# START OF Entries shown

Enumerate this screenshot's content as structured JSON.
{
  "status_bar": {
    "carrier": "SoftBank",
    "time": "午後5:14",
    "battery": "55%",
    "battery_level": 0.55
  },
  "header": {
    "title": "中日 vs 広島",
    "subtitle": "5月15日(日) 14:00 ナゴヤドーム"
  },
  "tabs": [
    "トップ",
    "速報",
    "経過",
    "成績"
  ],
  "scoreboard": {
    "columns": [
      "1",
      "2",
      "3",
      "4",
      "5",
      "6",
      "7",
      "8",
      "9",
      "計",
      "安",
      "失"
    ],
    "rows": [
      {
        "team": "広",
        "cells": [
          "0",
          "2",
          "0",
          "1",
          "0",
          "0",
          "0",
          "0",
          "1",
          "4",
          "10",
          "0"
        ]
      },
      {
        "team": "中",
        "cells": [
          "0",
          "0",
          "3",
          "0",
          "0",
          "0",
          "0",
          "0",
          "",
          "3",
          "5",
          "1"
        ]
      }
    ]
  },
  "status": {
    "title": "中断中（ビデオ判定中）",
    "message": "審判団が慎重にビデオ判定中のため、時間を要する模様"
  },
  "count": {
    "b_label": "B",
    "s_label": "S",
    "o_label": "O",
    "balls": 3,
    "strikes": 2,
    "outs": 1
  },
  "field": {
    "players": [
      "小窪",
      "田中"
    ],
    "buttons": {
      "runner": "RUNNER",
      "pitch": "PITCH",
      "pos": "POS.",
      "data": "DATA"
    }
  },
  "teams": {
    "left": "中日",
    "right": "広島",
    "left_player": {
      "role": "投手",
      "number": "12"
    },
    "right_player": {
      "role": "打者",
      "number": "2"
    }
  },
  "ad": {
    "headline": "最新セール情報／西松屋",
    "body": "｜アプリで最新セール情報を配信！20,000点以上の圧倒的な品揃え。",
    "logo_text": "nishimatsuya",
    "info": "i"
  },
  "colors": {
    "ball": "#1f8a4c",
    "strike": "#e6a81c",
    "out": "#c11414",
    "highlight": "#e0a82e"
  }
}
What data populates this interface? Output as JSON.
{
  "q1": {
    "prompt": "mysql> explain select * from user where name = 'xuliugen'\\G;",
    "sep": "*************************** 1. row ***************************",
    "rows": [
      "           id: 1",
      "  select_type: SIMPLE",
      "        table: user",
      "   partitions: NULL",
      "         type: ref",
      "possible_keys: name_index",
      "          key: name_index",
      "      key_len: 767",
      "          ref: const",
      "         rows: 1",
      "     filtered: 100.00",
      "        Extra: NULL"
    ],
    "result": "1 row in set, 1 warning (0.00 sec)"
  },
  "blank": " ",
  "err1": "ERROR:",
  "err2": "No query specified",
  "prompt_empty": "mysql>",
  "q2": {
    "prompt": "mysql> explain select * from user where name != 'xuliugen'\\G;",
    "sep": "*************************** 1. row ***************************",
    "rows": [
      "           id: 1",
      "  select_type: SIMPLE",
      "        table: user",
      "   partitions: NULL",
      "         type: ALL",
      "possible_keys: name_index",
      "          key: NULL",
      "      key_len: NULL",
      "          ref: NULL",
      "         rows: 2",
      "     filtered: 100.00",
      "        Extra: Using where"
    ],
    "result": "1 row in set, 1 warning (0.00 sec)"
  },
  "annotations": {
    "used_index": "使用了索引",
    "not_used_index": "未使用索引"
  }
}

# END OF Entries shown

== What to work on ==
Repeat the preceding lines exactly, please, every one of them.

== Full response ==
Enumerate this screenshot's content as structured JSON.
{
  "status_bar": {
    "carrier": "SoftBank",
    "time": "午後5:14",
    "battery": "55%",
    "battery_level": 0.55
  },
  "header": {
    "title": "中日 vs 広島",
    "subtitle": "5月15日(日) 14:00 ナゴヤドーム"
  },
  "tabs": [
    "トップ",
    "速報",
    "経過",
    "成績"
  ],
  "scoreboard": {
    "columns": [
      "1",
      "2",
      "3",
      "4",
      "5",
      "6",
      "7",
      "8",
      "9",
      "計",
      "安",
      "失"
    ],
    "rows": [
      {
        "team": "広",
        "cells": [
          "0",
          "2",
          "0",
          "1",
          "0",
          "0",
          "0",
          "0",
          "1",
          "4",
          "10",
          "0"
        ]
      },
      {
        "team": "中",
        "cells": [
          "0",
          "0",
          "3",
          "0",
          "0",
          "0",
          "0",
          "0",
          "",
          "3",
          "5",
          "1"
        ]
      }
    ]
  },
  "status": {
    "title": "中断中（ビデオ判定中）",
    "message": "審判団が慎重にビデオ判定中のため、時間を要する模様"
  },
  "count": {
    "b_label": "B",
    "s_label": "S",
    "o_label": "O",
    "balls": 3,
    "strikes": 2,
    "outs": 1
  },
  "field": {
    "players": [
      "小窪",
      "田中"
    ],
    "buttons": {
      "runner": "RUNNER",
      "pitch": "PITCH",
      "pos": "POS.",
      "data": "DATA"
    }
  },
  "teams": {
    "left": "中日",
    "right": "広島",
    "left_player": {
      "role": "投手",
      "number": "12"
    },
    "right_player": {
      "role": "打者",
      "number": "2"
    }
  },
  "ad": {
    "headline": "最新セール情報／西松屋",
    "body": "｜アプリで最新セール情報を配信！20,000点以上の圧倒的な品揃え。",
    "logo_text": "nishimatsuya",
    "info": "i"
  },
  "colors": {
    "ball": "#1f8a4c",
    "strike": "#e6a81c",
    "out": "#c11414",
    "highlight": "#e0a82e"
  }
}
What data populates this interface? Output as JSON.
{
  "q1": {
    "prompt": "mysql> explain select * from user where name = 'xuliugen'\\G;",
    "sep": "*************************** 1. row ***************************",
    "rows": [
      "           id: 1",
      "  select_type: SIMPLE",
      "        table: user",
      "   partitions: NULL",
      "         type: ref",
      "possible_keys: name_index",
      "          key: name_index",
      "      key_len: 767",
      "          ref: const",
      "         rows: 1",
      "     filtered: 100.00",
      "        Extra: NULL"
    ],
    "result": "1 row in set, 1 warning (0.00 sec)"
  },
  "blank": " ",
  "err1": "ERROR:",
  "err2": "No query specified",
  "prompt_empty": "mysql>",
  "q2": {
    "prompt": "mysql> explain select * from user where name != 'xuliugen'\\G;",
    "sep": "*************************** 1. row ***************************",
    "rows": [
      "           id: 1",
      "  select_type: SIMPLE",
      "        table: user",
      "   partitions: NULL",
      "         type: ALL",
      "possible_keys: name_index",
      "          key: NULL",
      "      key_len: NULL",
      "          ref: NULL",
      "         rows: 2",
      "     filtered: 100.00",
      "        Extra: Using where"
    ],
    "result": "1 row in set, 1 warning (0.00 sec)"
  },
  "annotations": {
    "used_index": "使用了索引",
    "not_used_index": "未使用索引"
  }
}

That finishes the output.